→ AIM: Copy every record below, exactly as written.
----------
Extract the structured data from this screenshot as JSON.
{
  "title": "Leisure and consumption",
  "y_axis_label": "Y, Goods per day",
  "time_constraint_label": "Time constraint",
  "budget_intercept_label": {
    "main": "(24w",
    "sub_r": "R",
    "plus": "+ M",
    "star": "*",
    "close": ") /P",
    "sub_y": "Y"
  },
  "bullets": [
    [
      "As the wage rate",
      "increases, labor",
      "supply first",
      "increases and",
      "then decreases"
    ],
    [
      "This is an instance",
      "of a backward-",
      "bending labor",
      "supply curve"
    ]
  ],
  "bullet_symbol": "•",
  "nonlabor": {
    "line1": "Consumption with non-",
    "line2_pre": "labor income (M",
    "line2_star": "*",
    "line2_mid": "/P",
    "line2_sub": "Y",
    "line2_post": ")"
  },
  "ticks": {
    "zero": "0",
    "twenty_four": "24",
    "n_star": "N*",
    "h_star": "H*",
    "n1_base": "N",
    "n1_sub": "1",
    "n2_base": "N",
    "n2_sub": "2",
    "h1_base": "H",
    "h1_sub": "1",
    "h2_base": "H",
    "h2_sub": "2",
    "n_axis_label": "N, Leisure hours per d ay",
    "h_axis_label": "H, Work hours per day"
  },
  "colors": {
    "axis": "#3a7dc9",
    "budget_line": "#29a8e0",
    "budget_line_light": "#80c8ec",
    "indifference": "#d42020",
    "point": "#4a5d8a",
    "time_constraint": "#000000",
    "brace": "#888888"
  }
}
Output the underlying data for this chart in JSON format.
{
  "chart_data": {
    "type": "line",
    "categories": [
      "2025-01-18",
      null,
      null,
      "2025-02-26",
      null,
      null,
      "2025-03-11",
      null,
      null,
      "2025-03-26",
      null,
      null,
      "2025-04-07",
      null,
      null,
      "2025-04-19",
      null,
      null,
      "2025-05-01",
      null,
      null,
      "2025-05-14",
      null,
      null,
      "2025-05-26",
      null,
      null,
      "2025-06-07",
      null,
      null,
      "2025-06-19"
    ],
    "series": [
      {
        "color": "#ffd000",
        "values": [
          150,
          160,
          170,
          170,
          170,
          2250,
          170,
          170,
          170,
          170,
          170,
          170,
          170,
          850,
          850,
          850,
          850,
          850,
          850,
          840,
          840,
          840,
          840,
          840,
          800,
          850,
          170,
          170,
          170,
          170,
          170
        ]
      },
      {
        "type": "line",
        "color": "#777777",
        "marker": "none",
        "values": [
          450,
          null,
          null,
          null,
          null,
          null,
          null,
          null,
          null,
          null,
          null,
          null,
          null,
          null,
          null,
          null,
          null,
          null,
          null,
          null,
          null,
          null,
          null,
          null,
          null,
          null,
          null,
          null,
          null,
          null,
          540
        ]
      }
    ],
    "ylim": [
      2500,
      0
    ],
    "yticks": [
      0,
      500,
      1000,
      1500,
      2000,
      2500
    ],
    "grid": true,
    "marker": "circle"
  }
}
----------
→ OUTPUT FOR THIS TASK:
Extract the structured data from this screenshot as JSON.
{
  "title": "Leisure and consumption",
  "y_axis_label": "Y, Goods per day",
  "time_constraint_label": "Time constraint",
  "budget_intercept_label": {
    "main": "(24w",
    "sub_r": "R",
    "plus": "+ M",
    "star": "*",
    "close": ") /P",
    "sub_y": "Y"
  },
  "bullets": [
    [
      "As the wage rate",
      "increases, labor",
      "supply first",
      "increases and",
      "then decreases"
    ],
    [
      "This is an instance",
      "of a backward-",
      "bending labor",
      "supply curve"
    ]
  ],
  "bullet_symbol": "•",
  "nonlabor": {
    "line1": "Consumption with non-",
    "line2_pre": "labor income (M",
    "line2_star": "*",
    "line2_mid": "/P",
    "line2_sub": "Y",
    "line2_post": ")"
  },
  "ticks": {
    "zero": "0",
    "twenty_four": "24",
    "n_star": "N*",
    "h_star": "H*",
    "n1_base": "N",
    "n1_sub": "1",
    "n2_base": "N",
    "n2_sub": "2",
    "h1_base": "H",
    "h1_sub": "1",
    "h2_base": "H",
    "h2_sub": "2",
    "n_axis_label": "N, Leisure hours per d ay",
    "h_axis_label": "H, Work hours per day"
  },
  "colors": {
    "axis": "#3a7dc9",
    "budget_line": "#29a8e0",
    "budget_line_light": "#80c8ec",
    "indifference": "#d42020",
    "point": "#4a5d8a",
    "time_constraint": "#000000",
    "brace": "#888888"
  }
}
Output the underlying data for this chart in JSON format.
{
  "chart_data": {
    "type": "line",
    "categories": [
      "2025-01-18",
      null,
      null,
      "2025-02-26",
      null,
      null,
      "2025-03-11",
      null,
      null,
      "2025-03-26",
      null,
      null,
      "2025-04-07",
      null,
      null,
      "2025-04-19",
      null,
      null,
      "2025-05-01",
      null,
      null,
      "2025-05-14",
      null,
      null,
      "2025-05-26",
      null,
      null,
      "2025-06-07",
      null,
      null,
      "2025-06-19"
    ],
    "series": [
      {
        "color": "#ffd000",
        "values": [
          150,
          160,
          170,
          170,
          170,
          2250,
          170,
          170,
          170,
          170,
          170,
          170,
          170,
          850,
          850,
          850,
          850,
          850,
          850,
          840,
          840,
          840,
          840,
          840,
          800,
          850,
          170,
          170,
          170,
          170,
          170
        ]
      },
      {
        "type": "line",
        "color": "#777777",
        "marker": "none",
        "values": [
          450,
          null,
          null,
          null,
          null,
          null,
          null,
          null,
          null,
          null,
          null,
          null,
          null,
          null,
          null,
          null,
          null,
          null,
          null,
          null,
          null,
          null,
          null,
          null,
          null,
          null,
          null,
          null,
          null,
          null,
          540
        ]
      }
    ],
    "ylim": [
      2500,
      0
    ],
    "yticks": [
      0,
      500,
      1000,
      1500,
      2000,
      2500
    ],
    "grid": true,
    "marker": "circle"
  }
}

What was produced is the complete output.